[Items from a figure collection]
#####
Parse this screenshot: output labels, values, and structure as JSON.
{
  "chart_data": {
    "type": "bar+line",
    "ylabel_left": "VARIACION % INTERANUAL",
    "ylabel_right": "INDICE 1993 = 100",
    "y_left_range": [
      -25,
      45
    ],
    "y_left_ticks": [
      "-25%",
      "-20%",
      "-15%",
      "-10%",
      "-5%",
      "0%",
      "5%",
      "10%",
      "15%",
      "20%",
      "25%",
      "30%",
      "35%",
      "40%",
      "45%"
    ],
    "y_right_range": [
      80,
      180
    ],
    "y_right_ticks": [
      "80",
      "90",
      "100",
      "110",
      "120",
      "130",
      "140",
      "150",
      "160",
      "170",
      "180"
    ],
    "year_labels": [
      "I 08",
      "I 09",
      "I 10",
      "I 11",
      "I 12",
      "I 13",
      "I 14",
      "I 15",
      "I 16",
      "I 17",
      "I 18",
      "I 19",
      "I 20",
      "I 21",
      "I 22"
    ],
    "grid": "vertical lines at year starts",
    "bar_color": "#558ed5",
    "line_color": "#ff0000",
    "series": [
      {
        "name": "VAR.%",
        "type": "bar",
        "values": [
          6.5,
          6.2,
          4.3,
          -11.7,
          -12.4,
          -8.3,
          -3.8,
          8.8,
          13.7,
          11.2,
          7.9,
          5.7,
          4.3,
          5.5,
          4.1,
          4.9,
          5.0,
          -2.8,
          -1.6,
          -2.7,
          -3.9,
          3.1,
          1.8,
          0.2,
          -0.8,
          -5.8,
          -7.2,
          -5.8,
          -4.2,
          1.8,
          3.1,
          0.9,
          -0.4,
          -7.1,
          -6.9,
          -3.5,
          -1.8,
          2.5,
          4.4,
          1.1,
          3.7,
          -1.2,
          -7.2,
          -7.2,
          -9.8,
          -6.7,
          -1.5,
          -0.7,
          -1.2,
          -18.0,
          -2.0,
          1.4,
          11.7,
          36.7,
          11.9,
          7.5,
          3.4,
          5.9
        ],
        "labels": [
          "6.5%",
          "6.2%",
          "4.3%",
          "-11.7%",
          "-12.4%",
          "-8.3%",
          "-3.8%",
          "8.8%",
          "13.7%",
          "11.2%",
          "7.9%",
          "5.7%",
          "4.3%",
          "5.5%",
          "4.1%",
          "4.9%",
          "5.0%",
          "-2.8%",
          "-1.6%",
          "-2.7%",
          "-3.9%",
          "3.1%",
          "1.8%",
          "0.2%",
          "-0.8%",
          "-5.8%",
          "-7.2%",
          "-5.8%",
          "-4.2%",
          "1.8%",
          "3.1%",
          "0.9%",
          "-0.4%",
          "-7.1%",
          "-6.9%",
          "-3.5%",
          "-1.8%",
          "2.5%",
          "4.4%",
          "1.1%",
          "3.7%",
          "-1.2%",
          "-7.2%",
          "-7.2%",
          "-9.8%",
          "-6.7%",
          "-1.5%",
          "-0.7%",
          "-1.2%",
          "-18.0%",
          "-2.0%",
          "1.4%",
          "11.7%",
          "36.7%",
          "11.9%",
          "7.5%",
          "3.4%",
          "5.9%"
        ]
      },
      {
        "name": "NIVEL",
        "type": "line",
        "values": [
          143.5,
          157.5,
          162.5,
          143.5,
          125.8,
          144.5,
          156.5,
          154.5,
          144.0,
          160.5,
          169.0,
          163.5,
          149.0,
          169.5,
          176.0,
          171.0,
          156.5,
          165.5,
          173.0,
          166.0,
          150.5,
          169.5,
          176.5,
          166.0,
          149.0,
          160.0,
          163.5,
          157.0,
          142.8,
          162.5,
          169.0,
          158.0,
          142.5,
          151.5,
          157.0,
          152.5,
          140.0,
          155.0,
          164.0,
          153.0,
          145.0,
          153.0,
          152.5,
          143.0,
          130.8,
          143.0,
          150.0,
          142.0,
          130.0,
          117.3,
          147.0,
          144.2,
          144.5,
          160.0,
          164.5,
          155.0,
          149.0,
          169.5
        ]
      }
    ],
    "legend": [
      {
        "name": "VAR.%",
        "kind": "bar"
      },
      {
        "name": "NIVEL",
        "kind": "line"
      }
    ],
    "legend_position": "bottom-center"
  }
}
#####
Copy the data above in full, character for character.

Parse this screenshot: output labels, values, and structure as JSON.
{
  "chart_data": {
    "type": "bar+line",
    "ylabel_left": "VARIACION % INTERANUAL",
    "ylabel_right": "INDICE 1993 = 100",
    "y_left_range": [
      -25,
      45
    ],
    "y_left_ticks": [
      "-25%",
      "-20%",
      "-15%",
      "-10%",
      "-5%",
      "0%",
      "5%",
      "10%",
      "15%",
      "20%",
      "25%",
      "30%",
      "35%",
      "40%",
      "45%"
    ],
    "y_right_range": [
      80,
      180
    ],
    "y_right_ticks": [
      "80",
      "90",
      "100",
      "110",
      "120",
      "130",
      "140",
      "150",
      "160",
      "170",
      "180"
    ],
    "year_labels": [
      "I 08",
      "I 09",
      "I 10",
      "I 11",
      "I 12",
      "I 13",
      "I 14",
      "I 15",
      "I 16",
      "I 17",
      "I 18",
      "I 19",
      "I 20",
      "I 21",
      "I 22"
    ],
    "grid": "vertical lines at year starts",
    "bar_color": "#558ed5",
    "line_color": "#ff0000",
    "series": [
      {
        "name": "VAR.%",
        "type": "bar",
        "values": [
          6.5,
          6.2,
          4.3,
          -11.7,
          -12.4,
          -8.3,
          -3.8,
          8.8,
          13.7,
          11.2,
          7.9,
          5.7,
          4.3,
          5.5,
          4.1,
          4.9,
          5.0,
          -2.8,
          -1.6,
          -2.7,
          -3.9,
          3.1,
          1.8,
          0.2,
          -0.8,
          -5.8,
          -7.2,
          -5.8,
          -4.2,
          1.8,
          3.1,
          0.9,
          -0.4,
          -7.1,
          -6.9,
          -3.5,
          -1.8,
          2.5,
          4.4,
          1.1,
          3.7,
          -1.2,
          -7.2,
          -7.2,
          -9.8,
          -6.7,
          -1.5,
          -0.7,
          -1.2,
          -18.0,
          -2.0,
          1.4,
          11.7,
          36.7,
          11.9,
          7.5,
          3.4,
          5.9
        ],
        "labels": [
          "6.5%",
          "6.2%",
          "4.3%",
          "-11.7%",
          "-12.4%",
          "-8.3%",
          "-3.8%",
          "8.8%",
          "13.7%",
          "11.2%",
          "7.9%",
          "5.7%",
          "4.3%",
          "5.5%",
          "4.1%",
          "4.9%",
          "5.0%",
          "-2.8%",
          "-1.6%",
          "-2.7%",
          "-3.9%",
          "3.1%",
          "1.8%",
          "0.2%",
          "-0.8%",
          "-5.8%",
          "-7.2%",
          "-5.8%",
          "-4.2%",
          "1.8%",
          "3.1%",
          "0.9%",
          "-0.4%",
          "-7.1%",
          "-6.9%",
          "-3.5%",
          "-1.8%",
          "2.5%",
          "4.4%",
          "1.1%",
          "3.7%",
          "-1.2%",
          "-7.2%",
          "-7.2%",
          "-9.8%",
          "-6.7%",
          "-1.5%",
          "-0.7%",
          "-1.2%",
          "-18.0%",
          "-2.0%",
          "1.4%",
          "11.7%",
          "36.7%",
          "11.9%",
          "7.5%",
          "3.4%",
          "5.9%"
        ]
      },
      {
        "name": "NIVEL",
        "type": "line",
        "values": [
          143.5,
          157.5,
          162.5,
          143.5,
          125.8,
          144.5,
          156.5,
          154.5,
          144.0,
          160.5,
          169.0,
          163.5,
          149.0,
          169.5,
          176.0,
          171.0,
          156.5,
          165.5,
          173.0,
          166.0,
          150.5,
          169.5,
          176.5,
          166.0,
          149.0,
          160.0,
          163.5,
          157.0,
          142.8,
          162.5,
          169.0,
          158.0,
          142.5,
          151.5,
          157.0,
          152.5,
          140.0,
          155.0,
          164.0,
          153.0,
          145.0,
          153.0,
          152.5,
          143.0,
          130.8,
          143.0,
          150.0,
          142.0,
          130.0,
          117.3,
          147.0,
          144.2,
          144.5,
          160.0,
          164.5,
          155.0,
          149.0,
          169.5
        ]
      }
    ],
    "legend": [
      {
        "name": "VAR.%",
        "kind": "bar"
      },
      {
        "name": "NIVEL",
        "kind": "line"
      }
    ],
    "legend_position": "bottom-center"
  }
}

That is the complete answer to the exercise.